GIVEN INFORMATION –

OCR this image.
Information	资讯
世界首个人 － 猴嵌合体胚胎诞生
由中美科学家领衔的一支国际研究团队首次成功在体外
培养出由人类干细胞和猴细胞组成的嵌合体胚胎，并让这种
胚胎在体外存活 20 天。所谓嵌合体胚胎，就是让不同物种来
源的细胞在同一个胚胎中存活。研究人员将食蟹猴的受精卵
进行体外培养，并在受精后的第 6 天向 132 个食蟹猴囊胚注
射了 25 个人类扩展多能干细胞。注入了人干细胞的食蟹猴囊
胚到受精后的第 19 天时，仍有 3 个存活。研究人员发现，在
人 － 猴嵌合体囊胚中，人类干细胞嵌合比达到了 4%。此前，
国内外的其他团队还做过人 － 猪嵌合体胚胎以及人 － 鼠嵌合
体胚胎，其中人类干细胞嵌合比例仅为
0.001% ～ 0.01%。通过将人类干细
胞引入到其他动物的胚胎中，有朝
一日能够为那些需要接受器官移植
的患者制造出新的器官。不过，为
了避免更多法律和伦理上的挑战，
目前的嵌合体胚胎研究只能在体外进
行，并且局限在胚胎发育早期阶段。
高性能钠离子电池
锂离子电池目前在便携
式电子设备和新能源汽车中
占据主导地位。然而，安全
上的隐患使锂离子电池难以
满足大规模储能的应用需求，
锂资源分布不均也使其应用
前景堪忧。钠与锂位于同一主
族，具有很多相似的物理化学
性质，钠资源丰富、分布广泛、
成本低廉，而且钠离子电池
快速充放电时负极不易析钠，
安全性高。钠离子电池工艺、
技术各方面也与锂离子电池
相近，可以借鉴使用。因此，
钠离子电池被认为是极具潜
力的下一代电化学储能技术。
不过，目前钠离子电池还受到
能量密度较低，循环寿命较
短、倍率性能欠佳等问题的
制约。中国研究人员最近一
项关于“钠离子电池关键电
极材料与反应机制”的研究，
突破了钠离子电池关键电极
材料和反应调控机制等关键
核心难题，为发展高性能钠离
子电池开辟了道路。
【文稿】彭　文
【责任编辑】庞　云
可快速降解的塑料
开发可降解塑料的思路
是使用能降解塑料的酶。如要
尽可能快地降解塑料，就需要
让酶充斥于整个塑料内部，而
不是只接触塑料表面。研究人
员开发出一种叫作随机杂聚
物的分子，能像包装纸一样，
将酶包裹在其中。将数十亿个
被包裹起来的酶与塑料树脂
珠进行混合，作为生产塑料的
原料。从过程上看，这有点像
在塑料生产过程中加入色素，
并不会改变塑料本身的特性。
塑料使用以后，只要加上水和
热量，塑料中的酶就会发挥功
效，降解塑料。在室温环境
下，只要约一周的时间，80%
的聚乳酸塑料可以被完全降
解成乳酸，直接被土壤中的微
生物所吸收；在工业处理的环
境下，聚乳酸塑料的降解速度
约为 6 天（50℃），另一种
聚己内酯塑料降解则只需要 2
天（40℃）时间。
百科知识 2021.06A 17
---
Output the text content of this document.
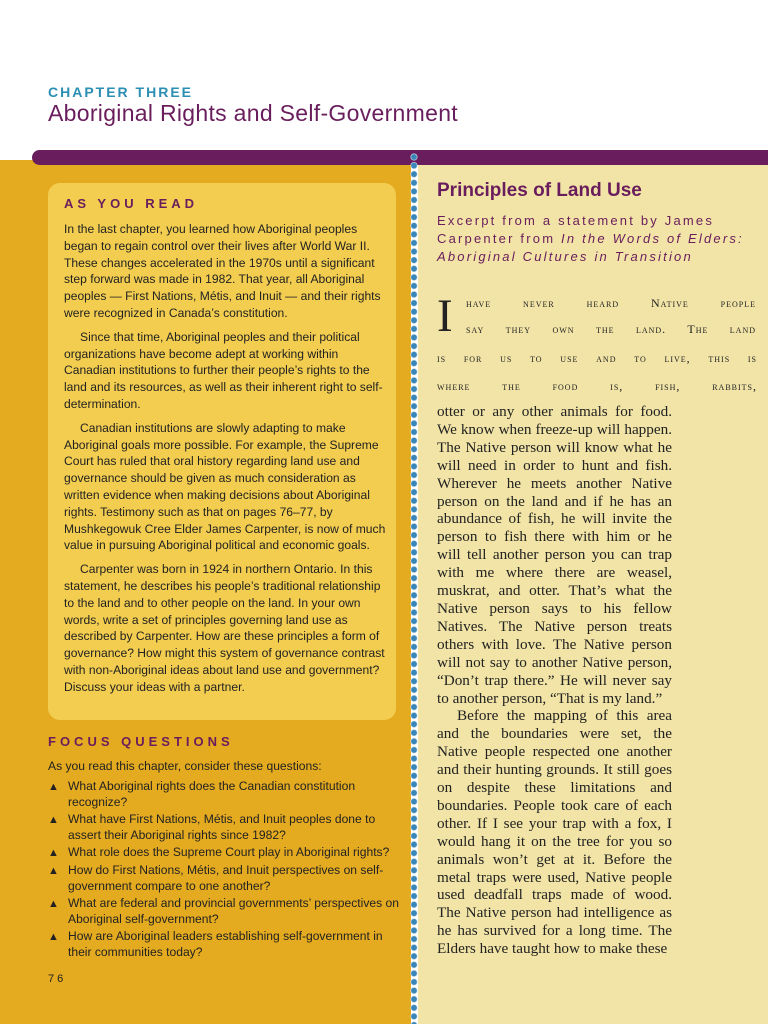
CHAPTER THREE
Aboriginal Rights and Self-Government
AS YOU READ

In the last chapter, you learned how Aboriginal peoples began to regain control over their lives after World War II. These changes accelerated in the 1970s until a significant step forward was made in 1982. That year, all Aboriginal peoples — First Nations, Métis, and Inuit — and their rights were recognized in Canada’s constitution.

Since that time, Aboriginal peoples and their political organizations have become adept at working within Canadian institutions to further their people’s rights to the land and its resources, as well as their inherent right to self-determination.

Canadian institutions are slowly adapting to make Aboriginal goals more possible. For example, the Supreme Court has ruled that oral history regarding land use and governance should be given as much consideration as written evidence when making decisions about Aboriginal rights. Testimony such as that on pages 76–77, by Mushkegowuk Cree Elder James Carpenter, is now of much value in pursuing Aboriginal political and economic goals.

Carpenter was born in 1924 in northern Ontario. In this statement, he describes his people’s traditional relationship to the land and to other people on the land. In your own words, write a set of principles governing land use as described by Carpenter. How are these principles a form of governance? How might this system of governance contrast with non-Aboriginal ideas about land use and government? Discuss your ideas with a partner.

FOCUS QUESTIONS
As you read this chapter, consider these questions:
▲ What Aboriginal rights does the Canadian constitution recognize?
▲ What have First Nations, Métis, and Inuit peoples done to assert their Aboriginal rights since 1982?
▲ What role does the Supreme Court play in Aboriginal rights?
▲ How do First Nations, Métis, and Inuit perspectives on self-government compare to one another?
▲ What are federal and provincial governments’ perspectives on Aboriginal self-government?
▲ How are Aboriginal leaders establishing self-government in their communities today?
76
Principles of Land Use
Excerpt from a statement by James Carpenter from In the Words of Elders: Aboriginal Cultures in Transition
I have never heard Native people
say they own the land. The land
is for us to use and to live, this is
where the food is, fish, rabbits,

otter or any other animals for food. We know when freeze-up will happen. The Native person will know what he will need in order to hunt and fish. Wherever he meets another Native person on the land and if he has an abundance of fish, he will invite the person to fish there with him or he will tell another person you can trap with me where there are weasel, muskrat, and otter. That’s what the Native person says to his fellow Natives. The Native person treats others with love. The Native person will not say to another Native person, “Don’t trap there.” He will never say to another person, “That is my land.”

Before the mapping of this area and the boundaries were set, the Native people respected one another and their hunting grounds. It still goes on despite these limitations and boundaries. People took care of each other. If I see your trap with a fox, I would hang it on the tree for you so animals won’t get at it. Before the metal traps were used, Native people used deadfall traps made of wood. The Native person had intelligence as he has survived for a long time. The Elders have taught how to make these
...
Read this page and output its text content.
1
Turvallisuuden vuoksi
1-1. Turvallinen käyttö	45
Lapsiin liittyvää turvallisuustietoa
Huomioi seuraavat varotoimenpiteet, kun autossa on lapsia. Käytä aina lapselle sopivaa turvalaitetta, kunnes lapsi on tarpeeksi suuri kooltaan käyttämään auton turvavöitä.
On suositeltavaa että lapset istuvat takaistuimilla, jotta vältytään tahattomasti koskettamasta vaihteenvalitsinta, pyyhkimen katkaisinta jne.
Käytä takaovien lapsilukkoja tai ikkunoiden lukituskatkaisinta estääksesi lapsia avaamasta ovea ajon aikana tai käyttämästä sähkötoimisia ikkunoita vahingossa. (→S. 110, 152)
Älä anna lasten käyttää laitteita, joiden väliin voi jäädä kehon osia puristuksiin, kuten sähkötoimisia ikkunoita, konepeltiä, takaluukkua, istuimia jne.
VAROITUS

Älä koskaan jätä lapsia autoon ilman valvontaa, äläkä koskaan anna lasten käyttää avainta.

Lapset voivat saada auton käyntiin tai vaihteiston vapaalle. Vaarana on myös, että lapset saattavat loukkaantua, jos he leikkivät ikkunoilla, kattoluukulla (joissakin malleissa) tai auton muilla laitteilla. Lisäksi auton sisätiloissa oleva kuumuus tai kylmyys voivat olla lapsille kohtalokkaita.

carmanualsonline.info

EXERCISE DETAILS –
Return every line of the preceding records in which the word "lapsia" appears.

FINAL RESULT –
Huomioi seuraavat varotoimenpiteet, kun autossa on lapsia. Käytä aina lapselle sopivaa turvalaitetta, kunnes lapsi on tarpeeksi suuri kooltaan käyttämään auton turvavöitä.
Käytä takaovien lapsilukkoja tai ikkunoiden lukituskatkaisinta estääksesi lapsia avaamasta ovea ajon aikana tai käyttämästä sähkötoimisia ikkunoita vahingossa. (→S. 110, 152)
Älä koskaan jätä lapsia autoon ilman valvontaa, äläkä koskaan anna lasten käyttää avainta.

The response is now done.